• Set task: From the listing below, pull out all lines with "здоровью" in them.

───── Dataset records

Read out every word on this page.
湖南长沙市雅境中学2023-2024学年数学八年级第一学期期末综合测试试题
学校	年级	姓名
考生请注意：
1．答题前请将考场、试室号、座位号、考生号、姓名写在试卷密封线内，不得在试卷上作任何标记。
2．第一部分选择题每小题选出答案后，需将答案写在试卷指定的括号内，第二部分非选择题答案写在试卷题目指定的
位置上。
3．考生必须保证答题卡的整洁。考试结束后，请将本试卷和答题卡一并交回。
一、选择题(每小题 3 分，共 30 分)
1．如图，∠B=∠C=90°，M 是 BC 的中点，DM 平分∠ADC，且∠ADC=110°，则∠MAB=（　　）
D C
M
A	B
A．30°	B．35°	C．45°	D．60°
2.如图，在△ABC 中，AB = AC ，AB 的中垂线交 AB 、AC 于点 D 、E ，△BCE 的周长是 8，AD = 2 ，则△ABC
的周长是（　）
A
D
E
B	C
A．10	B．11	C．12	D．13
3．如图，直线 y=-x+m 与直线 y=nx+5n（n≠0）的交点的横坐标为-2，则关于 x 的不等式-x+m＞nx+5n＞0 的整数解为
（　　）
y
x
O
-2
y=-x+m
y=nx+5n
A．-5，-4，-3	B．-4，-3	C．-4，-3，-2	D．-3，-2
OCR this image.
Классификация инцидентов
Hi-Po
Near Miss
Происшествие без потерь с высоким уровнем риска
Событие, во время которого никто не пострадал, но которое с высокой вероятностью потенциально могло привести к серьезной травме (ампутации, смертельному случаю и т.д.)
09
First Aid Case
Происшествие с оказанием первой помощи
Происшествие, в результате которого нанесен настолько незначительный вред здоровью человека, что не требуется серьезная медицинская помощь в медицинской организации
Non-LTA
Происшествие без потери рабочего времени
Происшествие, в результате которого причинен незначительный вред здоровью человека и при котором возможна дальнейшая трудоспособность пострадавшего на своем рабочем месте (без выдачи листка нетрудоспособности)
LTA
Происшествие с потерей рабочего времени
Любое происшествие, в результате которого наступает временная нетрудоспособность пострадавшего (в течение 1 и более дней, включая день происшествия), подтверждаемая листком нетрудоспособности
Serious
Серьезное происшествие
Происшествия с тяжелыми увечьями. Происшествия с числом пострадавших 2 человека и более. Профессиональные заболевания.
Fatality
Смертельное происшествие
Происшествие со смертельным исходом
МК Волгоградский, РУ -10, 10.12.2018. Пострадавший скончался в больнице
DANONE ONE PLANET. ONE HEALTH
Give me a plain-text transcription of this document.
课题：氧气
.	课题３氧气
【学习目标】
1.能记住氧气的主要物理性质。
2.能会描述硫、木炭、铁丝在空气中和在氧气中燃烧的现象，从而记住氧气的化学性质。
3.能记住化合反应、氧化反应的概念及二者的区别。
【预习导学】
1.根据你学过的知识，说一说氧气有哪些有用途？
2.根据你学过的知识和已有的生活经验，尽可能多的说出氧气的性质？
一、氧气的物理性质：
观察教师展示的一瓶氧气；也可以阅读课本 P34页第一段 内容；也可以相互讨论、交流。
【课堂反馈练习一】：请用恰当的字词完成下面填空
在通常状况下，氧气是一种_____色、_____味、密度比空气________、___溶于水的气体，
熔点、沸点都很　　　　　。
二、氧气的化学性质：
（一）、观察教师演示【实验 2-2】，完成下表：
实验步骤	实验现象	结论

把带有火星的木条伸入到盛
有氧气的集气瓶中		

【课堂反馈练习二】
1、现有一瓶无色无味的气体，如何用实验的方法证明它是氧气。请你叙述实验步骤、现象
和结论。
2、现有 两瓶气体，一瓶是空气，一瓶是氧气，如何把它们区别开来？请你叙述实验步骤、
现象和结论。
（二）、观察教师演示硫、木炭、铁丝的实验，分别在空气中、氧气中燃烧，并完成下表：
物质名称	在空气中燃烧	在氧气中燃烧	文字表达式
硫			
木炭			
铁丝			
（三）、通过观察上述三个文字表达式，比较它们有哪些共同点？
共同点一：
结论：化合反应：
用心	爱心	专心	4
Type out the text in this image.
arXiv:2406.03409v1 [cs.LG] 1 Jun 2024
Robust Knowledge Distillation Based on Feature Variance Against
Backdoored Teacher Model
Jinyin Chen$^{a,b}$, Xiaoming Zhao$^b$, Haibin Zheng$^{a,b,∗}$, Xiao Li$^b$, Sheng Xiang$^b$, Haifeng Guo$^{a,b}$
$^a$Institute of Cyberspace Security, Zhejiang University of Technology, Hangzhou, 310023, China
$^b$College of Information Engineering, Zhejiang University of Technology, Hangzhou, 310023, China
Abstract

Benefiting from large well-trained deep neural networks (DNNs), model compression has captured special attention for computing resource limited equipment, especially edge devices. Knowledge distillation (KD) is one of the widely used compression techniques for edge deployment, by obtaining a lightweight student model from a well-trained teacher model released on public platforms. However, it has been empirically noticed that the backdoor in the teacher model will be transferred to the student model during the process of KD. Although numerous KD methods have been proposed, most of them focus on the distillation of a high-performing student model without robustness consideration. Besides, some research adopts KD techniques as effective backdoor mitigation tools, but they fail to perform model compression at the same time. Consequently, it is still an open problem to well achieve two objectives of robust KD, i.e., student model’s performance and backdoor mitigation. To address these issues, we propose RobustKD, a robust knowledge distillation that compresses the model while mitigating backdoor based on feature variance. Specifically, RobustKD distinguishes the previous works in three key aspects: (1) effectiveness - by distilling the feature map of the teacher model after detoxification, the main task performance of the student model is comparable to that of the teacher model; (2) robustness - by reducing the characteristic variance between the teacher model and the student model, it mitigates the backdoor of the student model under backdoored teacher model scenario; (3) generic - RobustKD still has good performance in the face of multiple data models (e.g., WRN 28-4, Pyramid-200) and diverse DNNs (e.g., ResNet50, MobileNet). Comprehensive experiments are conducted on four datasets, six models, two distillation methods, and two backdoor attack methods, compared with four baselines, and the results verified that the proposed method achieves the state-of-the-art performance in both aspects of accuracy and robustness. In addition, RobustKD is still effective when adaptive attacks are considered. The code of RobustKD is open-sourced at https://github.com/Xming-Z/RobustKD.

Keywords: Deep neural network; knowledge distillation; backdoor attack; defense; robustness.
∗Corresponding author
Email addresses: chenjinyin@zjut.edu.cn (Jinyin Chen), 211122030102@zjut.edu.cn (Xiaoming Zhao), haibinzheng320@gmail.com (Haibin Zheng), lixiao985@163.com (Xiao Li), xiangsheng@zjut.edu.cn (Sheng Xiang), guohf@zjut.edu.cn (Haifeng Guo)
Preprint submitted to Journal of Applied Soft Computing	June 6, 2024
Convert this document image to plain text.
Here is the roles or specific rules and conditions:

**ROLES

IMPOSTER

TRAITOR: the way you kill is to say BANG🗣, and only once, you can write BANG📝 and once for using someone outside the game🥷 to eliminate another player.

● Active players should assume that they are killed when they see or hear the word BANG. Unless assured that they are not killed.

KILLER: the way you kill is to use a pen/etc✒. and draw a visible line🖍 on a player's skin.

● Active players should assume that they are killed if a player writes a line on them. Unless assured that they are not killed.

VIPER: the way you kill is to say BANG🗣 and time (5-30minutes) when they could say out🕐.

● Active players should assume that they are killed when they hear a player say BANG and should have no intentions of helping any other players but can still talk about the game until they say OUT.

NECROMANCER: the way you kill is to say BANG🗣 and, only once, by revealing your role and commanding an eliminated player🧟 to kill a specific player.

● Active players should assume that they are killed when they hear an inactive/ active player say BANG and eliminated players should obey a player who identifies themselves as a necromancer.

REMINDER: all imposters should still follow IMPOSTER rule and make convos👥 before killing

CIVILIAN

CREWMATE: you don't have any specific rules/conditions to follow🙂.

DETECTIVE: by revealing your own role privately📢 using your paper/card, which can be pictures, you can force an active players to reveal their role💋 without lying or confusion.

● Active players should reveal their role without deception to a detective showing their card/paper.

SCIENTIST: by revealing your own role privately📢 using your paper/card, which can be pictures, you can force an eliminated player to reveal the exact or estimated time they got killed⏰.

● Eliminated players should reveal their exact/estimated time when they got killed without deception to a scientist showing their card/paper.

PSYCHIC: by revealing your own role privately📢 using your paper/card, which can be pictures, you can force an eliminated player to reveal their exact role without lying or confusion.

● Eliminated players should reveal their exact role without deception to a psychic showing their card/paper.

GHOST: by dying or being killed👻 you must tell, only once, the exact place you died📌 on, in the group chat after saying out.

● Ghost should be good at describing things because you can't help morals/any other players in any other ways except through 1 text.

──────────

• Final result:
Происшествие, в результате которого нанесен настолько незначительный вред здоровью человека, что не требуется серьезная медицинская помощь в медицинской организации
Происшествие, в результате которого причинен незначительный вред здоровью человека и при котором возможна дальнейшая трудоспособность пострадавшего на своем рабочем месте (без выдачи листка нетрудоспособности)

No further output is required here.